- _DESCRIPTION OF THE TASK_: Give back the entire listing verbatim.

>> BEGIN PROVIDED ENTRIES

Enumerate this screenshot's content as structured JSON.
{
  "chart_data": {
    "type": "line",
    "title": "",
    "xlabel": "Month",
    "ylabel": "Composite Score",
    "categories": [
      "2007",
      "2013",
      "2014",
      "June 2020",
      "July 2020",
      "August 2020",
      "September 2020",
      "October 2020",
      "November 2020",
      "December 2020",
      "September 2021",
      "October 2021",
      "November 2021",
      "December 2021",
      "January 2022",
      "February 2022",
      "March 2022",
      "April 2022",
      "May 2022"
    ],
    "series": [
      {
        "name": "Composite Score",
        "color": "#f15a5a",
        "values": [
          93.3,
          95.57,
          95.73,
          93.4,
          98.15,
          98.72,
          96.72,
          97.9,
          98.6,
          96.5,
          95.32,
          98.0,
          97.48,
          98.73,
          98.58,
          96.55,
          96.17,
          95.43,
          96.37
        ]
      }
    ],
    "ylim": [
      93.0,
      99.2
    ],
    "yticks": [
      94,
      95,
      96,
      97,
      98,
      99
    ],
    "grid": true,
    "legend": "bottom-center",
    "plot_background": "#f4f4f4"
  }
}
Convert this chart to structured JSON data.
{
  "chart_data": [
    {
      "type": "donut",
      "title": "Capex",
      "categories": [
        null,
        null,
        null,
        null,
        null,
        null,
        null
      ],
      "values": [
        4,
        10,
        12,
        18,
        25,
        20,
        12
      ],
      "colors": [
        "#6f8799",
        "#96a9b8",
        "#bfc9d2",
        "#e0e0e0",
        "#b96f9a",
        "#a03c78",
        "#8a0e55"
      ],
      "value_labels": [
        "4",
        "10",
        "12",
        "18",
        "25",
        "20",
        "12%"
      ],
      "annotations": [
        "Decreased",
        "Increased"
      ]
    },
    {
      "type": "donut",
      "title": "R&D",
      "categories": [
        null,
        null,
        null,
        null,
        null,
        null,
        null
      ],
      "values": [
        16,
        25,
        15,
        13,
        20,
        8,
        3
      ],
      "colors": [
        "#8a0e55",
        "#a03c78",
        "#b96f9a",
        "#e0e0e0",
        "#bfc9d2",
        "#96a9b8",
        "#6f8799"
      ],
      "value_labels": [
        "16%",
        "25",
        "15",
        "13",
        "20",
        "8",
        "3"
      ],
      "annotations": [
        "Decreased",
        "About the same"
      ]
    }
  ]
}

>> END PROVIDED ENTRIES

- _RESULT FOR THIS EXERCISE_:
Enumerate this screenshot's content as structured JSON.
{
  "chart_data": {
    "type": "line",
    "title": "",
    "xlabel": "Month",
    "ylabel": "Composite Score",
    "categories": [
      "2007",
      "2013",
      "2014",
      "June 2020",
      "July 2020",
      "August 2020",
      "September 2020",
      "October 2020",
      "November 2020",
      "December 2020",
      "September 2021",
      "October 2021",
      "November 2021",
      "December 2021",
      "January 2022",
      "February 2022",
      "March 2022",
      "April 2022",
      "May 2022"
    ],
    "series": [
      {
        "name": "Composite Score",
        "color": "#f15a5a",
        "values": [
          93.3,
          95.57,
          95.73,
          93.4,
          98.15,
          98.72,
          96.72,
          97.9,
          98.6,
          96.5,
          95.32,
          98.0,
          97.48,
          98.73,
          98.58,
          96.55,
          96.17,
          95.43,
          96.37
        ]
      }
    ],
    "ylim": [
      93.0,
      99.2
    ],
    "yticks": [
      94,
      95,
      96,
      97,
      98,
      99
    ],
    "grid": true,
    "legend": "bottom-center",
    "plot_background": "#f4f4f4"
  }
}
Convert this chart to structured JSON data.
{
  "chart_data": [
    {
      "type": "donut",
      "title": "Capex",
      "categories": [
        null,
        null,
        null,
        null,
        null,
        null,
        null
      ],
      "values": [
        4,
        10,
        12,
        18,
        25,
        20,
        12
      ],
      "colors": [
        "#6f8799",
        "#96a9b8",
        "#bfc9d2",
        "#e0e0e0",
        "#b96f9a",
        "#a03c78",
        "#8a0e55"
      ],
      "value_labels": [
        "4",
        "10",
        "12",
        "18",
        "25",
        "20",
        "12%"
      ],
      "annotations": [
        "Decreased",
        "Increased"
      ]
    },
    {
      "type": "donut",
      "title": "R&D",
      "categories": [
        null,
        null,
        null,
        null,
        null,
        null,
        null
      ],
      "values": [
        16,
        25,
        15,
        13,
        20,
        8,
        3
      ],
      "colors": [
        "#8a0e55",
        "#a03c78",
        "#b96f9a",
        "#e0e0e0",
        "#bfc9d2",
        "#96a9b8",
        "#6f8799"
      ],
      "value_labels": [
        "16%",
        "25",
        "15",
        "13",
        "20",
        "8",
        "3"
      ],
      "annotations": [
        "Decreased",
        "About the same"
      ]
    }
  ]
}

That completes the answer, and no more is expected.